(Exercise description):
Review the listing and copy each line that holds the word "charakteris".

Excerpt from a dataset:
☆ ☆ ☆

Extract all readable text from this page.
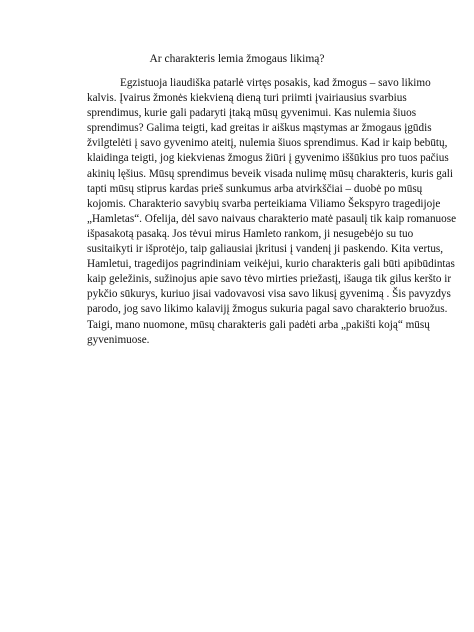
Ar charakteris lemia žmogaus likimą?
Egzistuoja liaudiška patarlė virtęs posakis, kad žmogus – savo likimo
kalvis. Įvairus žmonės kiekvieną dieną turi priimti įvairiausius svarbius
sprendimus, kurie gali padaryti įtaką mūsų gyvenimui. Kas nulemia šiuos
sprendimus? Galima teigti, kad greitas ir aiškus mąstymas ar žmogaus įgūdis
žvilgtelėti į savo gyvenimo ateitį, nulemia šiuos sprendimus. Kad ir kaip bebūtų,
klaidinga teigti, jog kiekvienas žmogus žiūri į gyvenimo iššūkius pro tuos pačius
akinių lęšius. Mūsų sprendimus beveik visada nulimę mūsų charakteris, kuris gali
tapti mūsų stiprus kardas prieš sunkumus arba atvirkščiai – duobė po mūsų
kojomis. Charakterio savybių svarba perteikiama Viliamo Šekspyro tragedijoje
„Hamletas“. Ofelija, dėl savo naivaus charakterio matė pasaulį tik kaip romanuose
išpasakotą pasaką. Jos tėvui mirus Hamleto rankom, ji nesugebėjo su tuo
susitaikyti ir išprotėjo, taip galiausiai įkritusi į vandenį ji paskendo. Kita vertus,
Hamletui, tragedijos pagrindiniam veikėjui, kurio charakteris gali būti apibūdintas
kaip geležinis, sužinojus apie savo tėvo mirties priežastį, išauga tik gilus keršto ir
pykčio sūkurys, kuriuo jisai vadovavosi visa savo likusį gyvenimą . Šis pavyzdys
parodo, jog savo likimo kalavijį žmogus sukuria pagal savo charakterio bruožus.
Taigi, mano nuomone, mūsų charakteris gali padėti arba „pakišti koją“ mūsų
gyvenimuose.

☆ ☆ ☆

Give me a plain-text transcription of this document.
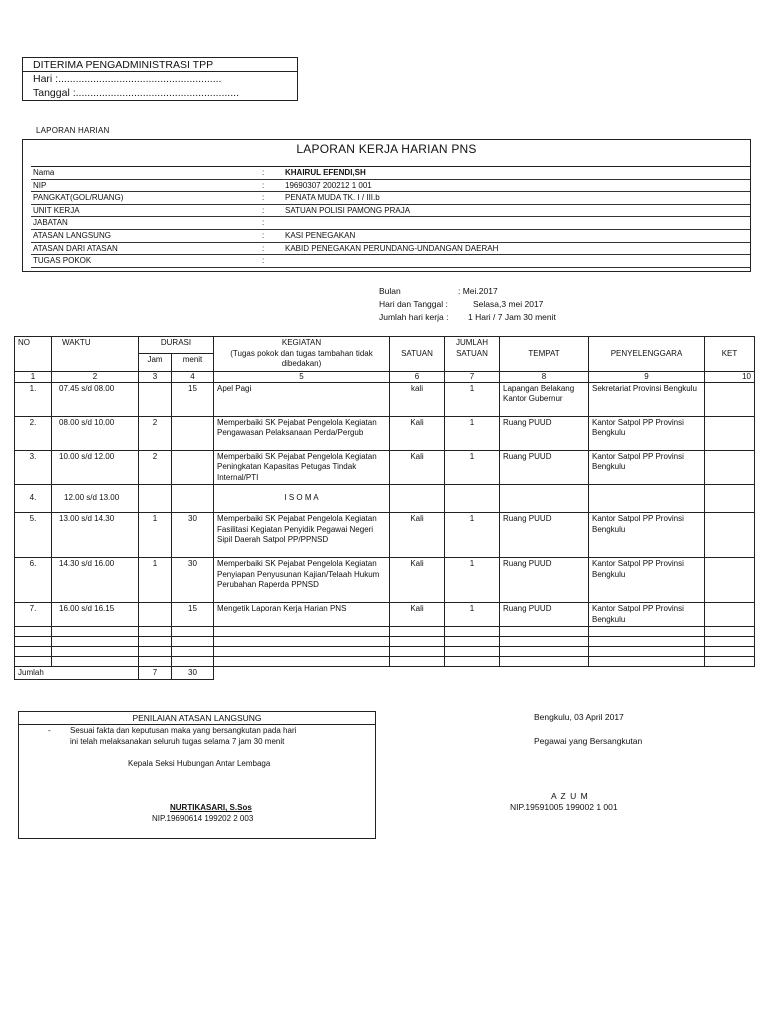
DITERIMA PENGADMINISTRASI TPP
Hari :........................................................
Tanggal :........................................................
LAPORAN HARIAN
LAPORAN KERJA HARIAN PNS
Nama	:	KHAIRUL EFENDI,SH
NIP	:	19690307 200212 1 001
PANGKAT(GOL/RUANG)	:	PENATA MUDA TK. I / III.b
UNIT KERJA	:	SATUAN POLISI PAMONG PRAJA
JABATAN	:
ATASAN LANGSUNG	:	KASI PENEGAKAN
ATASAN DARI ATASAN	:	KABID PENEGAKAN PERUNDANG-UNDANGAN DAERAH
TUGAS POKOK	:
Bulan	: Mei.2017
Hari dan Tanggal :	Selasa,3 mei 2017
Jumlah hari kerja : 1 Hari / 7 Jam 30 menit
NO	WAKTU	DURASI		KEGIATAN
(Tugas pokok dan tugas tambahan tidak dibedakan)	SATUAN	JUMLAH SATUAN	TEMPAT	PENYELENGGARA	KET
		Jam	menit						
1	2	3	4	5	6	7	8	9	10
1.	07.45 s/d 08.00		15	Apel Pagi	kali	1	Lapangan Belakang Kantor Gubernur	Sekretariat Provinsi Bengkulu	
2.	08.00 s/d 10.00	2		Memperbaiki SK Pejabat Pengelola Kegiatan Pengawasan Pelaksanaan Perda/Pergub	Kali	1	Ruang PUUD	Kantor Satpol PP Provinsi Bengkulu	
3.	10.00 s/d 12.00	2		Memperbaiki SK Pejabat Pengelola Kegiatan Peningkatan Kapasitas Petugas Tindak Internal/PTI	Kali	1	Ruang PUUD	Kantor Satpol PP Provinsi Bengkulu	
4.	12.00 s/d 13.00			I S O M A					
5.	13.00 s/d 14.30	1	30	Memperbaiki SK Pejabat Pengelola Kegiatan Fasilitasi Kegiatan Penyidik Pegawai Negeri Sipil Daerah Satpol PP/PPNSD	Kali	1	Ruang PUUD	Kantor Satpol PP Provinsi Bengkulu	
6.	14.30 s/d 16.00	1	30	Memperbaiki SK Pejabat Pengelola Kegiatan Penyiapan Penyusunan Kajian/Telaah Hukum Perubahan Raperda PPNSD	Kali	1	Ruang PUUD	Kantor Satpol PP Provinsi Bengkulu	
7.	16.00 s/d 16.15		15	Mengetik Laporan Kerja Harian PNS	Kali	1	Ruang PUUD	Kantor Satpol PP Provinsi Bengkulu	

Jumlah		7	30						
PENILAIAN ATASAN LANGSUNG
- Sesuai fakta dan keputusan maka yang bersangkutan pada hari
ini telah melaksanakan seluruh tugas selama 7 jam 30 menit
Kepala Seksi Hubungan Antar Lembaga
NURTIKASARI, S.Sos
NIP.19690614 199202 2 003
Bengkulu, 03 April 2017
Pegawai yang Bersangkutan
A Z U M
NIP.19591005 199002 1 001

☆ ☆ ☆

(Complete response):
Ar charakteris lemia žmogaus likimą?
akinių lęšius. Mūsų sprendimus beveik visada nulimę mūsų charakteris, kuris gali
Hamletui, tragedijos pagrindiniam veikėjui, kurio charakteris gali būti apibūdintas
Taigi, mano nuomone, mūsų charakteris gali padėti arba „pakišti koją“ mūsų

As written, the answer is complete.